**GOAL**
Write out each line from the data below that includes the word "this".

Excerpt from a dataset:
------

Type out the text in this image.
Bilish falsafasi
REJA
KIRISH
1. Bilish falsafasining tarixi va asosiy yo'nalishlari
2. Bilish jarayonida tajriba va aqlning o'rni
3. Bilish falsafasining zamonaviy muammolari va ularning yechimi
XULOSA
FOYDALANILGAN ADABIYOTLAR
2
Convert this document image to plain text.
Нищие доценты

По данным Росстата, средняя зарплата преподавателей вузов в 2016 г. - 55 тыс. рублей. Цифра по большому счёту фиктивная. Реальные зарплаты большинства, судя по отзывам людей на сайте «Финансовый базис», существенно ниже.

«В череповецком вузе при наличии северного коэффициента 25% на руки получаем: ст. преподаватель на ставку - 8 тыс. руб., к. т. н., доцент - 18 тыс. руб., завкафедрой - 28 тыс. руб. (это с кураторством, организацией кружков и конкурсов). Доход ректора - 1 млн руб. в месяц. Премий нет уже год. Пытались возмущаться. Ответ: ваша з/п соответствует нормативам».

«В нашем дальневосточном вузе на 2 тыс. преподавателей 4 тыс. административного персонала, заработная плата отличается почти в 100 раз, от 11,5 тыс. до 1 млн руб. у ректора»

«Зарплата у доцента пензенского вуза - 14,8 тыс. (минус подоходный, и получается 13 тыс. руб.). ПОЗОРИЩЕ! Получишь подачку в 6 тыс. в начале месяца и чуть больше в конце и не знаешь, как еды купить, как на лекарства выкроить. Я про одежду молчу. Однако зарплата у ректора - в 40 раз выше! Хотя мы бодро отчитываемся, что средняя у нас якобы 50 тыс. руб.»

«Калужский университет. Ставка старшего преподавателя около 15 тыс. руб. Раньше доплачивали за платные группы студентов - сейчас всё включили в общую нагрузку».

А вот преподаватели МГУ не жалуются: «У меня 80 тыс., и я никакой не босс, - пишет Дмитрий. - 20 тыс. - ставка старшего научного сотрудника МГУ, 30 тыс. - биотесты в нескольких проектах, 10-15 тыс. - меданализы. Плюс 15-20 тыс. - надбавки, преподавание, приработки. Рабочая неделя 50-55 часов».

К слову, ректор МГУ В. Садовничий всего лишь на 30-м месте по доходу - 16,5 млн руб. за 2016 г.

------

**THE RESULT**
Type out the text in this image.
Convert this document image to plain text.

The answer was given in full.